'''

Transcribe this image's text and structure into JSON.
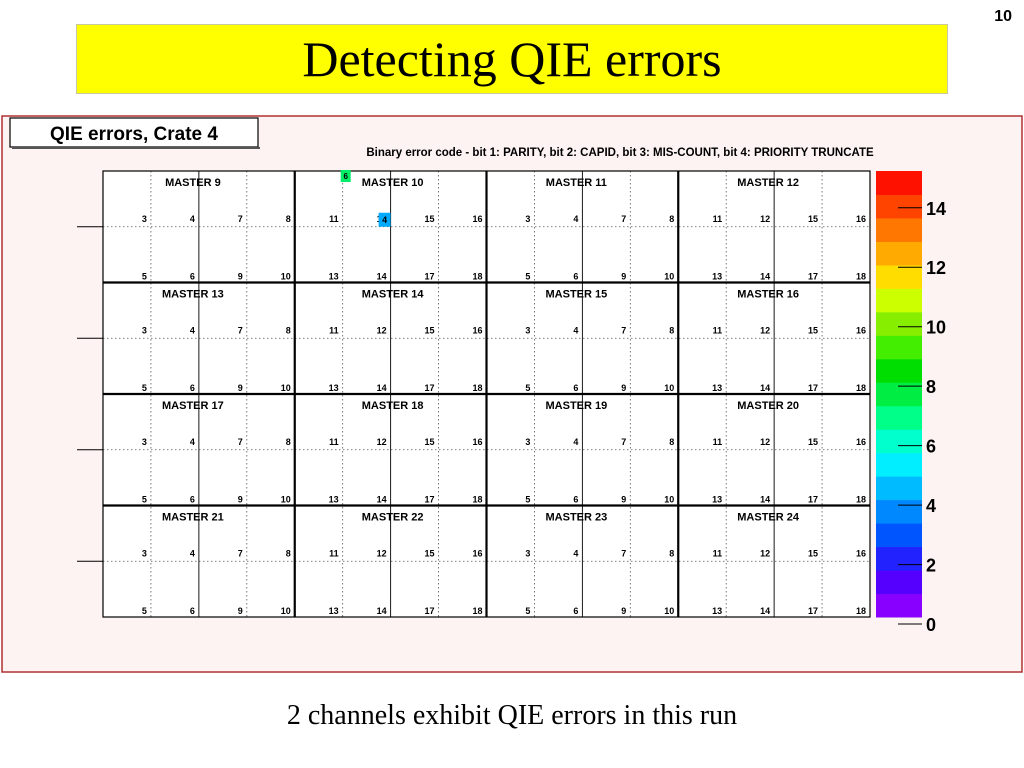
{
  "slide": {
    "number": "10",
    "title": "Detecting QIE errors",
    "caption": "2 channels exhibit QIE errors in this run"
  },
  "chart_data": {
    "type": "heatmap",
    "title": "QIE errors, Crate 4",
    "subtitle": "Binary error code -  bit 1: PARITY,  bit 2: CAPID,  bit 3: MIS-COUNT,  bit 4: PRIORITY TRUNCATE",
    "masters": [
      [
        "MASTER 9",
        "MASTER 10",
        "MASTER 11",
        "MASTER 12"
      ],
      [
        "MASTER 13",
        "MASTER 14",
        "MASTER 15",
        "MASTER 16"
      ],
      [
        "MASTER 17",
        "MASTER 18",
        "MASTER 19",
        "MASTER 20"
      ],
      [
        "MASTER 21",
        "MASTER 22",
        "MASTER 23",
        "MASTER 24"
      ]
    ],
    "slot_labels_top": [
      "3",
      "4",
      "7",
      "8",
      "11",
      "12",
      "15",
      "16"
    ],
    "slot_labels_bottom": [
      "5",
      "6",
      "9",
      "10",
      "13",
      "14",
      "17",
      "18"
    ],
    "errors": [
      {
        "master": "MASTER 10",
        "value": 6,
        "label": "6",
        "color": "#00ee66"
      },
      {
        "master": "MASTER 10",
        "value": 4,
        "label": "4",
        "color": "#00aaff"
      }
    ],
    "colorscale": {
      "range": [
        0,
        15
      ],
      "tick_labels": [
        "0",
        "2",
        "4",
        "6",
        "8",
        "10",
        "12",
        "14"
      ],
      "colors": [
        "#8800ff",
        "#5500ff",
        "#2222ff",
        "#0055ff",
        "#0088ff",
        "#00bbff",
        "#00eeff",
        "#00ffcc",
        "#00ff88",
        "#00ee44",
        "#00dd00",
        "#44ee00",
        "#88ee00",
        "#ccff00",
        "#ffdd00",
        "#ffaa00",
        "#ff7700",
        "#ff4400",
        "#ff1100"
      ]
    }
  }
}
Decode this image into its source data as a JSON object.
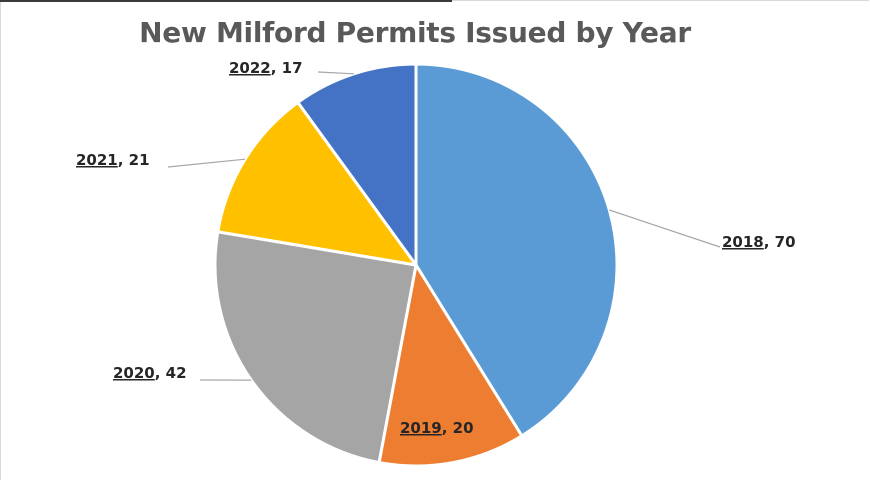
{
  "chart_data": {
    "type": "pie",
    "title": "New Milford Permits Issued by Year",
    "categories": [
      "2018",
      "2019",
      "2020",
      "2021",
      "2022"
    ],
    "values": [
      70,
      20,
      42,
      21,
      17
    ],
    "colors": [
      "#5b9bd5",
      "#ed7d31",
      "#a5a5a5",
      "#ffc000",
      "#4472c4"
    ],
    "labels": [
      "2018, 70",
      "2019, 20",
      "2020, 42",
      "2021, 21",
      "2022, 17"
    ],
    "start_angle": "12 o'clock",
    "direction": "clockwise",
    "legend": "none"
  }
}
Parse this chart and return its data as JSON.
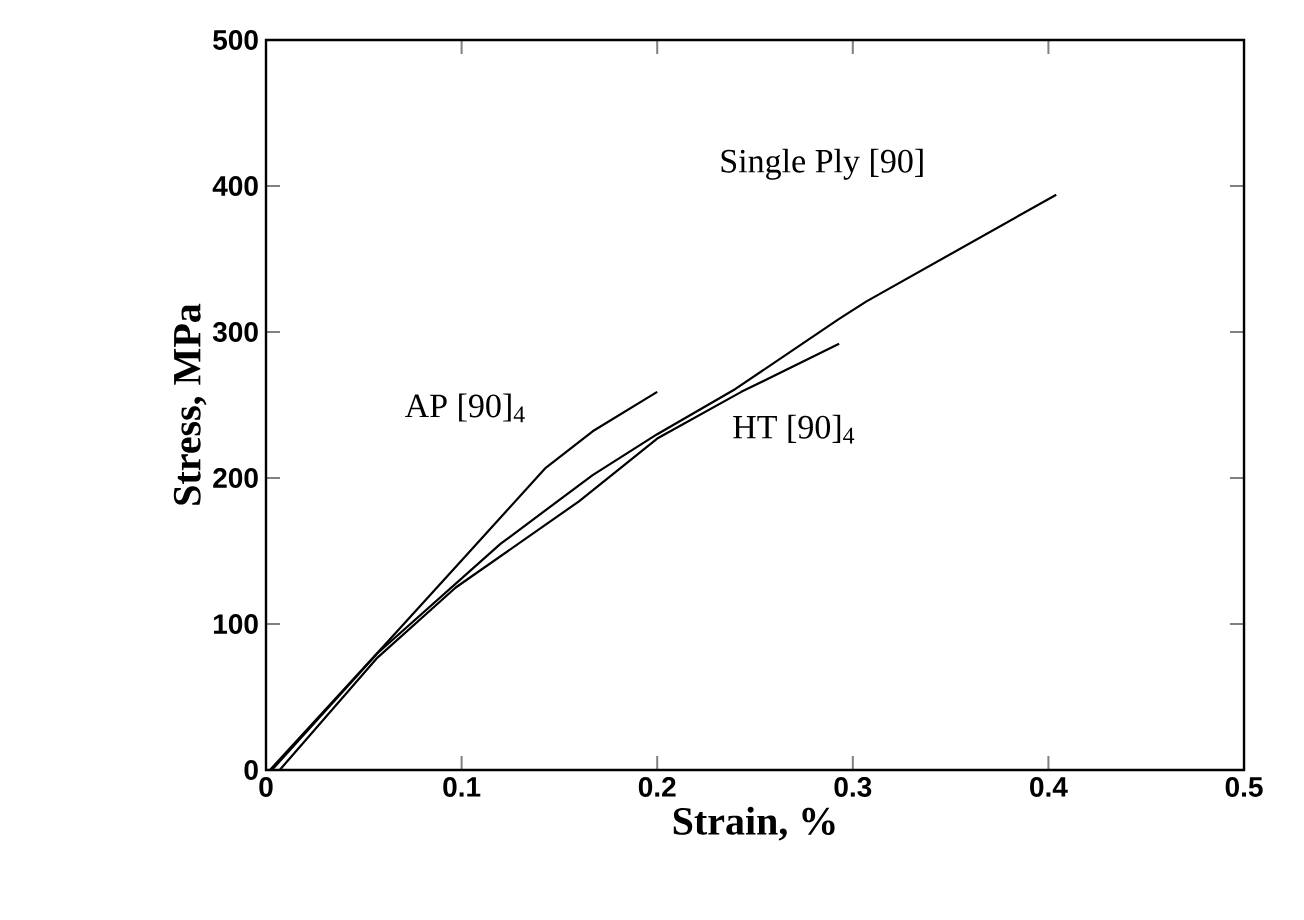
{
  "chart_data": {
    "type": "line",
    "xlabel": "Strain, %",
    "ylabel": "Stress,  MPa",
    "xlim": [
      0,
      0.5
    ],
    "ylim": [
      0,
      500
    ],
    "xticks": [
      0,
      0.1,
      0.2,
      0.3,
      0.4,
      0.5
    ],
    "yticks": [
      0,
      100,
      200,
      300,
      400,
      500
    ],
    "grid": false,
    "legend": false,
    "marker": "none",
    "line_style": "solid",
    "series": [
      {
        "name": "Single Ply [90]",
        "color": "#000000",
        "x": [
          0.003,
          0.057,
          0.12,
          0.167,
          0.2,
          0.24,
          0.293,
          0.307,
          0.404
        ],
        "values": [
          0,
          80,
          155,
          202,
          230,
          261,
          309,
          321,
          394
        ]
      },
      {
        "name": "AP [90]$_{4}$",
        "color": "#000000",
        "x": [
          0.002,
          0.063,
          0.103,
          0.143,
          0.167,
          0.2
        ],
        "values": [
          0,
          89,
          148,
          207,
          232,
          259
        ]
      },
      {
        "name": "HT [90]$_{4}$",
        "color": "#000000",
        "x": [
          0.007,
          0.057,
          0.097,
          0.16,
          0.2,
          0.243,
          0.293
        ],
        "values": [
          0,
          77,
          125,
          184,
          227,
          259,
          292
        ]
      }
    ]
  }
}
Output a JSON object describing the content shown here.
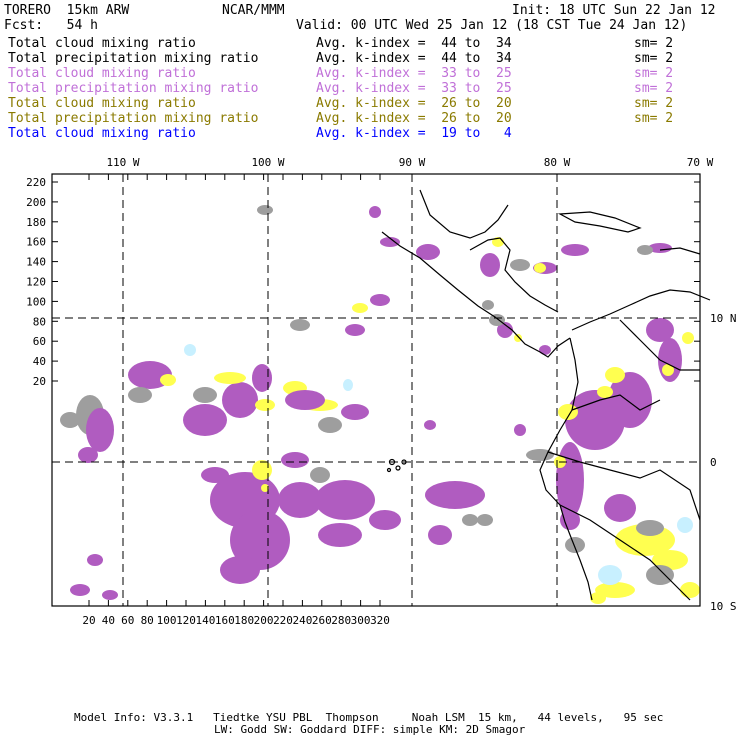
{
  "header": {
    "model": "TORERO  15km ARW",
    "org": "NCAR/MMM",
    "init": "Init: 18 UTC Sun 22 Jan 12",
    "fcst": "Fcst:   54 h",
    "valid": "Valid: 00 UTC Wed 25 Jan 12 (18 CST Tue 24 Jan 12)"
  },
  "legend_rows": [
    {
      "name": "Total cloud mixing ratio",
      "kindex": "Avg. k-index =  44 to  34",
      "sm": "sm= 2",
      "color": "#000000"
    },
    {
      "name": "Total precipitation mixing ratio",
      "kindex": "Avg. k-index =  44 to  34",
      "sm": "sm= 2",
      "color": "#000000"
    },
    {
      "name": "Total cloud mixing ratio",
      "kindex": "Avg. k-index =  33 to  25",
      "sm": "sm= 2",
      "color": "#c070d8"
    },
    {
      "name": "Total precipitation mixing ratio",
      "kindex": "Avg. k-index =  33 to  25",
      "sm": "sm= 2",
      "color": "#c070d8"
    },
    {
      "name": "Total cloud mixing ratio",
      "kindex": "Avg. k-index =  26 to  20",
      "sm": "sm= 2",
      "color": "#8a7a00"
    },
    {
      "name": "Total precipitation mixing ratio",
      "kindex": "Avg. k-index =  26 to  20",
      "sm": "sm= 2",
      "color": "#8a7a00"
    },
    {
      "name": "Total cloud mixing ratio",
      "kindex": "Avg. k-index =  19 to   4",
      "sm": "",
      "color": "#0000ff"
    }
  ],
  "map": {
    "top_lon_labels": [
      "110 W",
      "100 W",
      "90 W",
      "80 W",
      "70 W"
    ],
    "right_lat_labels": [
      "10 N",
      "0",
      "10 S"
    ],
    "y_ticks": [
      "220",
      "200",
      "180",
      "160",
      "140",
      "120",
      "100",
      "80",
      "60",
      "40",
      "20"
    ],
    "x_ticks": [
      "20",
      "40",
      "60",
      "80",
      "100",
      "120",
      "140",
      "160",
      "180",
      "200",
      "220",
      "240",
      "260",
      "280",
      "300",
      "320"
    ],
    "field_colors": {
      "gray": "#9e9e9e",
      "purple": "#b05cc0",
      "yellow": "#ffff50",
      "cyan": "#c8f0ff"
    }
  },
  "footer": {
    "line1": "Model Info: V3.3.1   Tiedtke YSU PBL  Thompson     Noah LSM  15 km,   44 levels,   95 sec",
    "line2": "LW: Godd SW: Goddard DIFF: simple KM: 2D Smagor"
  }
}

'''

Lines containing the word "errors" must all be returned from the material above.

    "title": "Detecting QIE errors",
    "caption": "2 channels exhibit QIE errors in this run"
    "title": "QIE errors, Crate 4",
    "errors": [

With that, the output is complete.